• [ТЕКСТ ДЛЯ ЧТЕНИЯ]
На восьмое сентября 1855 г.

Как восьмого сентября
Мы за веру и царя
От француз ушли. (bis)
Князь Лександра адмирал
Суденышки затоплял
В море-пучине, (bis)
Молвил: счастия желаю,
Сам ушел к Бахчисараю –
Ну вас всех… (bis)
Сент-Арно позакопался,
Он учтиво обращался,
С заду обошел, (bis)
И когда бы нам во вторник
Не помог святой угодник,
Всех бы нас забрал, (bis)
А Липранди-енарал
Много шанцев позабрал –
Все не помогло, (bis)
Из-под града Кишинева
Ждали войска пребольшова,
Войско подошло, (bis)
Данненбергу поручили,
Его очинно просили
Войска не жалеть, (bis)
Павлов, Соймонов ходили,
Круты горы обходили,
Вместе не сошлись, (bis)
А Липранди хоть видал.
Как француз одолевал, –
Руку не подал. (bis)
А князьки хоть приезжали,
Да француз не испужали, –
Все палят с маркел. (bis)
Тысяч десять положили,
От царя не заслужили
Милости большой, (bis)
Князь изволил рассердиться,
Наш солдат-де не годится,
Спину показал. (bis)
И в сражение большое
Было только два героя –
Их высочества. (bis)
Им повесили Егорья.
Повезли назад со взморья
В Питер показать. (bis)
Духовенство все просило,
Чтоб француз позатопило,
Бурю Бог послал. (bis)
Была сиверка большая,
Но француз, не унывая,
На море стоял. (bis)

• [ИСХОДНЫЕ ДАННЫЕ]

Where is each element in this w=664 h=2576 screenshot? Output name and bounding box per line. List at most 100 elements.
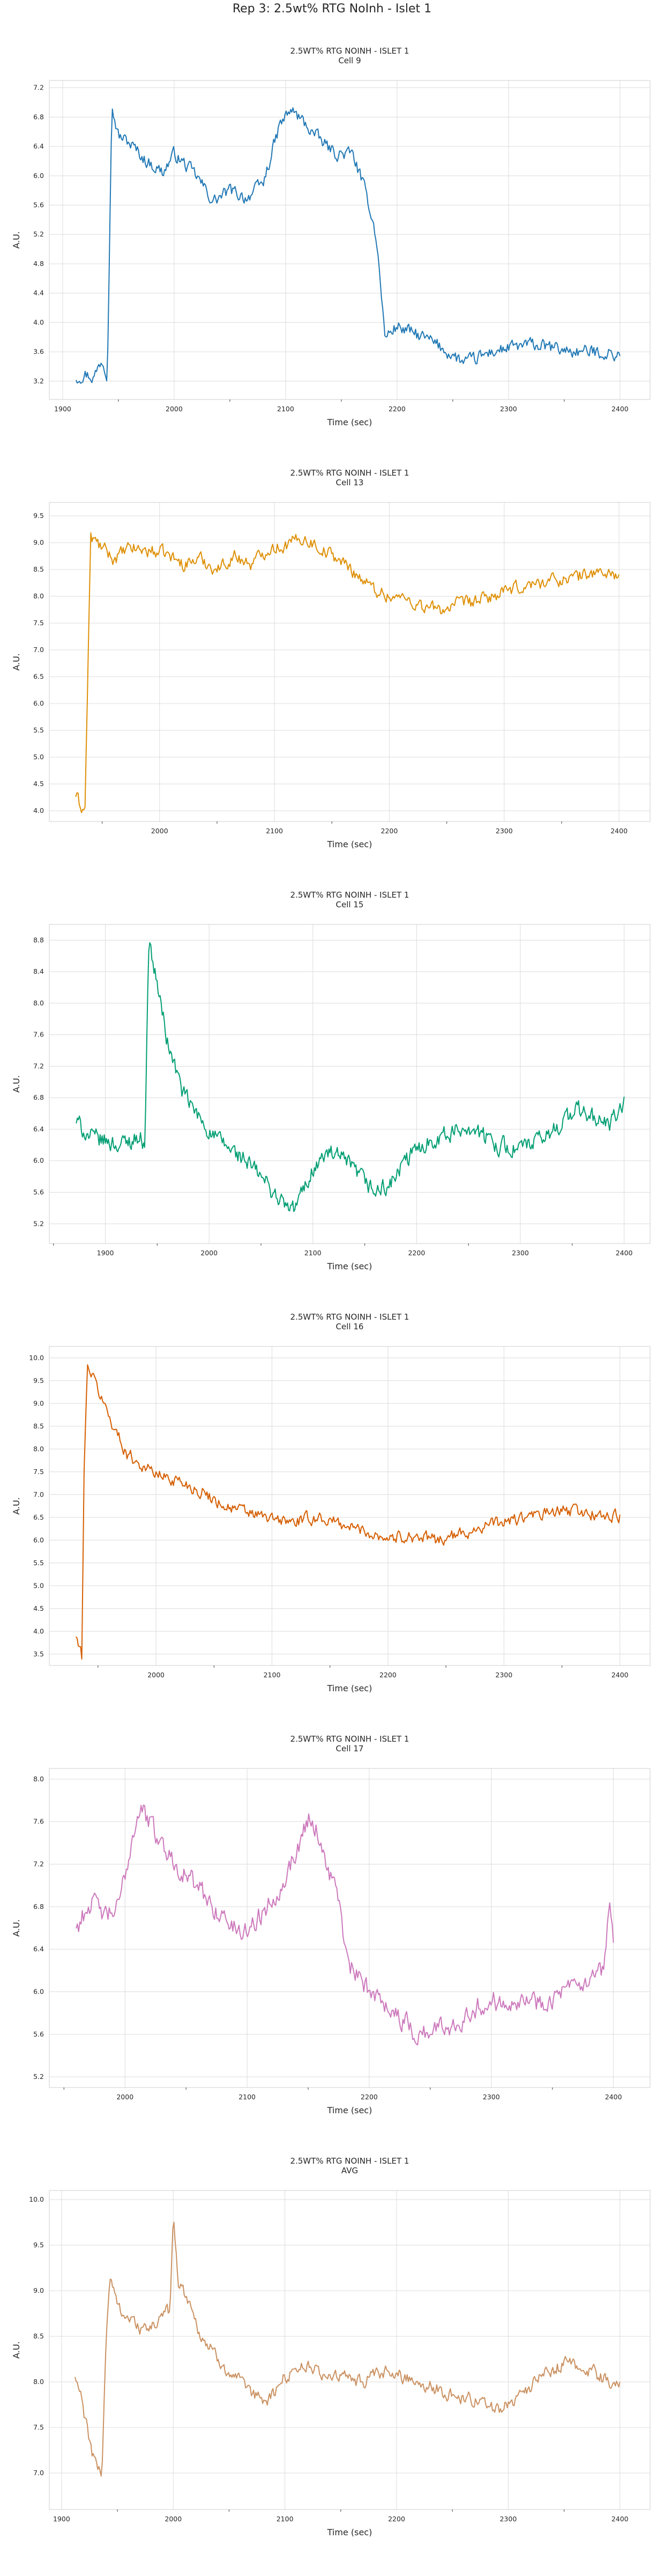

• [СПИСОК ЗАДАЧ]
A. Назовите все фамилии, которые упоминаются в песне о восьмом сентября 1855 года.
B. Продолжите песню о восьмом сентября 1855 года после её последней строфы.
Материал никак не связан с песней.

• [ОТВЕТЫ ПО ЗАДАЧАМ]
A. Сент-Арно, Липранди, Данненберг, Павлов, Соймонов

B.
Зимой вылазки чинили,
Много войска положили,
Все из-за туров. (bis)
Посылай хоть нам Хрулева
Выжить турка из Козлова, –
Наша не взяла. (bis)
Просит Меньшик  подкрепленья;
Царь ему во утешенье
Сакена  прислал. (bis)
Меньщик – умный адмирал,
Царю прямо отписал:
Батюшка – наш царь, (bis)
Ерофеич твой не крепок.
От твоих же малолеток
Проку ничего. (bis)
Царь на Меньщика серчает,
Как в ту пору захворает
На одном смотру. (bis)
И отправился на небо. –
Верно, в нем была потреба,
Хоть давно пора. (bis)
А когда он умирал,
Свому сыну наказал:
Ты теперь смотри. (bis)
Сын же Меньщику писал:
Мой любезный адмирал
К черту, брат, тебя. (bis)
Назначаю я иного –
Того князя Горчакова,
К турке что ходил. (bis)
Много войск ему не надо,
Будет пусть ему награда –
Красные штаны. (bis)

Если вспомнить те обстоятельства, при которых слагались эти песни, все эти ужасы смерти, стоны раненых, кровь, пожары, убийства, наполнявшие собою атмосферу Севастополя, невольно приходишь в удивление перед той силой духа, которая оставляла место для добродушных шуток над самими собой под постоянной угрозой страданий и смерти.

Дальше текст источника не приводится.